(Dataset records)
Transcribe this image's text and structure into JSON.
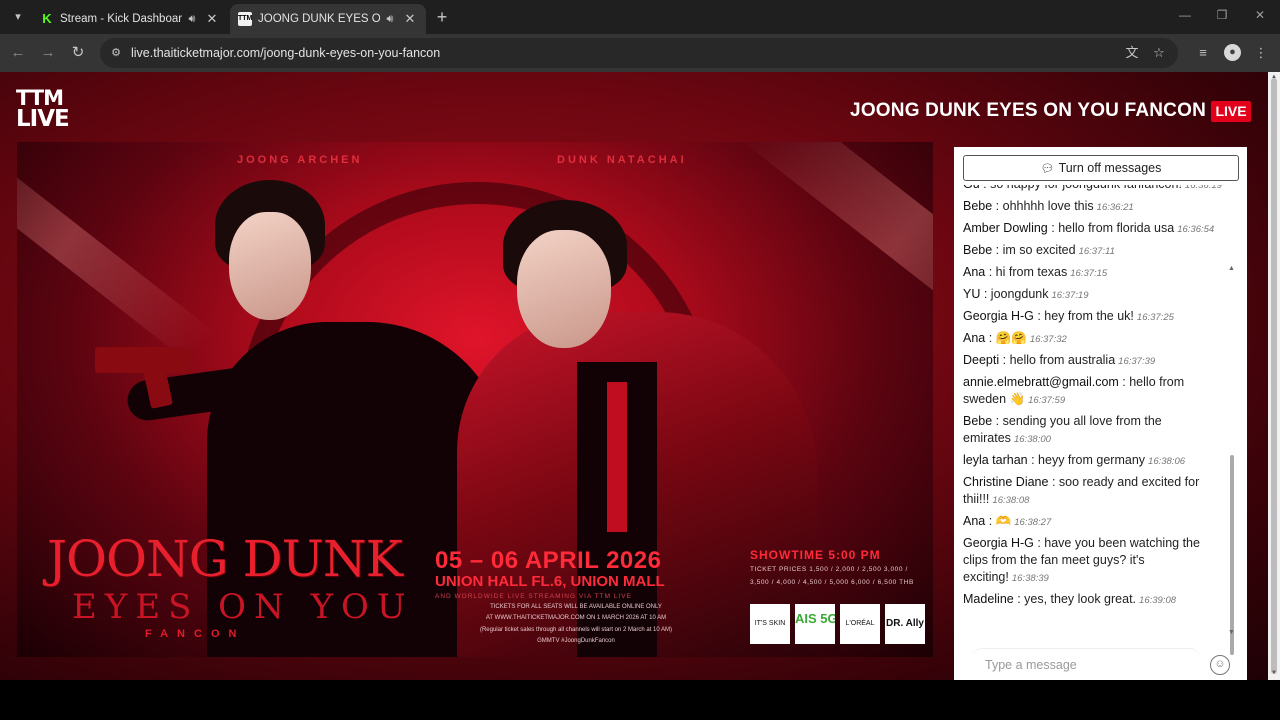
{
  "browser": {
    "tabs": [
      {
        "title": "Stream - Kick Dashboard",
        "favicon": "K"
      },
      {
        "title": "JOONG DUNK EYES ON YO",
        "favicon": "TTM"
      }
    ],
    "url": "live.thaiticketmajor.com/joong-dunk-eyes-on-you-fancon"
  },
  "page": {
    "logo_line1": "TTM",
    "logo_line2": "LIVE",
    "event_title": "JOONG DUNK EYES ON YOU FANCON",
    "live_badge": "LIVE"
  },
  "poster": {
    "name_left": "JOONG ARCHEN",
    "name_right": "DUNK NATACHAI",
    "title": "JOONG DUNK",
    "subtitle": "EYES ON YOU",
    "fancon": "FANCON",
    "date": "05 – 06 APRIL 2026",
    "venue": "UNION HALL FL.6, UNION MALL",
    "streaming": "AND WORLDWIDE LIVE STREAMING VIA TTM LIVE",
    "tickets_line1": "TICKETS FOR ALL SEATS WILL BE AVAILABLE ONLINE ONLY",
    "tickets_line2": "AT WWW.THAITICKETMAJOR.COM ON 1 MARCH 2026 AT 10 AM",
    "tickets_line3": "(Regular ticket sales through all channels will start on 2 March at 10 AM)",
    "social": "GMMTV #JoongDunkFancon",
    "showtime": "SHOWTIME 5:00 PM",
    "prices": "TICKET PRICES 1,500 / 2,000 / 2,500 3,000 / 3,500 / 4,000 / 4,500 / 5,000 6,000 / 6,500 THB",
    "sponsors": [
      "IT'S SKIN",
      "AIS 5G",
      "L'ORÉAL",
      "DR. Ally"
    ]
  },
  "chat": {
    "toggle_label": "Turn off messages",
    "input_placeholder": "Type a message",
    "messages": [
      {
        "user": "Gu",
        "text": "so happy for joongdunk fanfancon!",
        "time": "16:36:19"
      },
      {
        "user": "Bebe",
        "text": "ohhhhh love this",
        "time": "16:36:21"
      },
      {
        "user": "Amber Dowling",
        "text": "hello from florida usa",
        "time": "16:36:54"
      },
      {
        "user": "Bebe",
        "text": "im so excited",
        "time": "16:37:11"
      },
      {
        "user": "Ana",
        "text": "hi from texas",
        "time": "16:37:15"
      },
      {
        "user": "YU",
        "text": "joongdunk",
        "time": "16:37:19"
      },
      {
        "user": "Georgia H-G",
        "text": "hey from the uk!",
        "time": "16:37:25"
      },
      {
        "user": "Ana",
        "text": "🤗🤗",
        "time": "16:37:32"
      },
      {
        "user": "Deepti",
        "text": "hello from australia",
        "time": "16:37:39"
      },
      {
        "user": "annie.elmebratt@gmail.com",
        "text": "hello from sweden 👋",
        "time": "16:37:59"
      },
      {
        "user": "Bebe",
        "text": "sending you all love from the emirates",
        "time": "16:38:00"
      },
      {
        "user": "leyla tarhan",
        "text": "heyy from germany",
        "time": "16:38:06"
      },
      {
        "user": "Christine Diane",
        "text": "soo ready and excited for thii!!!",
        "time": "16:38:08"
      },
      {
        "user": "Ana",
        "text": "🫶",
        "time": "16:38:27"
      },
      {
        "user": "Georgia H-G",
        "text": "have you been watching the clips from the fan meet guys? it's exciting!",
        "time": "16:38:39"
      },
      {
        "user": "Madeline",
        "text": "yes, they look great.",
        "time": "16:39:08"
      }
    ]
  }
}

TASK BRIEF
Locate each line containing the string "hello" and show it.

EXERCISE OUTPUT
        "text": "hello from florida usa",
        "text": "hello from australia",
        "text": "hello from sweden 👋",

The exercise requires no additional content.